» What the task requires
Each line containing the word "changes" must be reported.

>> START Task inputs

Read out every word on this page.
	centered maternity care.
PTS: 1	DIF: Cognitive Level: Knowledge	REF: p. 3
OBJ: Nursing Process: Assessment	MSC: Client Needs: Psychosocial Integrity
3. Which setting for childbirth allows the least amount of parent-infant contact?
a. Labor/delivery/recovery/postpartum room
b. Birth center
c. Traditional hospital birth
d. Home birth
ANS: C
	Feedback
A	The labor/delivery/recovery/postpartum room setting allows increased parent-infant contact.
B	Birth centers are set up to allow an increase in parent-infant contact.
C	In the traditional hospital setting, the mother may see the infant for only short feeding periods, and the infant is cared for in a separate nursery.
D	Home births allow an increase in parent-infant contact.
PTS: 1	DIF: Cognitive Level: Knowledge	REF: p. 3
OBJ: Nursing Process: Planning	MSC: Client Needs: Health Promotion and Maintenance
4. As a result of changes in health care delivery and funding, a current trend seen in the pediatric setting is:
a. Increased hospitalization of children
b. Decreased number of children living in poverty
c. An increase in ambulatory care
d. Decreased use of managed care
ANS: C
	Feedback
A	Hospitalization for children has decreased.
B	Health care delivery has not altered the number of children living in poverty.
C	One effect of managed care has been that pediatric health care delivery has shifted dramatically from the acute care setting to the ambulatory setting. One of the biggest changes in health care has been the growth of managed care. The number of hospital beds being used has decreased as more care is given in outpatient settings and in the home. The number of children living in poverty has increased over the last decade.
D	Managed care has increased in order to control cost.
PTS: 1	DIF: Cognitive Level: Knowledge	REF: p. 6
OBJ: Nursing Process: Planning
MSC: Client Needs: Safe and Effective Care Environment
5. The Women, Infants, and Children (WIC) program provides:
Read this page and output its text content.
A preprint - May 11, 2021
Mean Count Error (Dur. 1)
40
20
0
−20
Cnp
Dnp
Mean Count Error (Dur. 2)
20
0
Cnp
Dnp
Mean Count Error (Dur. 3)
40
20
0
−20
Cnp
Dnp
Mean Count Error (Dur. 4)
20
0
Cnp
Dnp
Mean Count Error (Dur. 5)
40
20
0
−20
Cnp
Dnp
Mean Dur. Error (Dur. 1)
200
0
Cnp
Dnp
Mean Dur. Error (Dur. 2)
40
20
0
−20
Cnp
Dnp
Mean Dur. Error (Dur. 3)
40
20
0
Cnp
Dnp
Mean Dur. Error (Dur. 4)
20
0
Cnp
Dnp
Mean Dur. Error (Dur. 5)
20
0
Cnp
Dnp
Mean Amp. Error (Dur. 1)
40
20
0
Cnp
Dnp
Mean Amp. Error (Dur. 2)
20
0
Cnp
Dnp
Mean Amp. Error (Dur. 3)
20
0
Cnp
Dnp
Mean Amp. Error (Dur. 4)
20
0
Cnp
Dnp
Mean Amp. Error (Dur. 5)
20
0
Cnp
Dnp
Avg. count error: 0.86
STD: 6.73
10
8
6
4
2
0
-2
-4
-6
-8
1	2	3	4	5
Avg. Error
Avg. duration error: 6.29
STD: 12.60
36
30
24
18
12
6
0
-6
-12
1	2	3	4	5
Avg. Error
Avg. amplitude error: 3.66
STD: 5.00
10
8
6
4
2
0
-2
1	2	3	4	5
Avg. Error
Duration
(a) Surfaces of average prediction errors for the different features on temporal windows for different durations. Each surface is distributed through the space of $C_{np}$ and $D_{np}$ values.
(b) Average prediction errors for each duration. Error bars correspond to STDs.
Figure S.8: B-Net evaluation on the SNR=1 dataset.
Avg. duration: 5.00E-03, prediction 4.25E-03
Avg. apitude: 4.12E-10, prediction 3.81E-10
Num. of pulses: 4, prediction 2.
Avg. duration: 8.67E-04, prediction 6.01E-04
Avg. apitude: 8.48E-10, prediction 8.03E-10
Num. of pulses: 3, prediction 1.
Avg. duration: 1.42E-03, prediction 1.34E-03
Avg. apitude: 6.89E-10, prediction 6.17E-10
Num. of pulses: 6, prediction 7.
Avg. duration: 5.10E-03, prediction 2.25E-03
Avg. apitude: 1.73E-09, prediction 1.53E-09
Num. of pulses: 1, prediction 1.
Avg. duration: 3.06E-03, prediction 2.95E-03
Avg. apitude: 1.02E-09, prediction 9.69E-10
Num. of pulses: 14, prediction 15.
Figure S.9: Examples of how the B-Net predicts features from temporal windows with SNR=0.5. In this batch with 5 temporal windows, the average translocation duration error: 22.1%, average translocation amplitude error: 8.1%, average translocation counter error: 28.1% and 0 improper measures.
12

>> END Task inputs

» Task result
4. As a result of changes in health care delivery and funding, a current trend seen in the pediatric setting is:
C	One effect of managed care has been that pediatric health care delivery has shifted dramatically from the acute care setting to the ambulatory setting. One of the biggest changes in health care has been the growth of managed care. The number of hospital beds being used has decreased as more care is given in outpatient settings and in the home. The number of children living in poverty has increased over the last decade.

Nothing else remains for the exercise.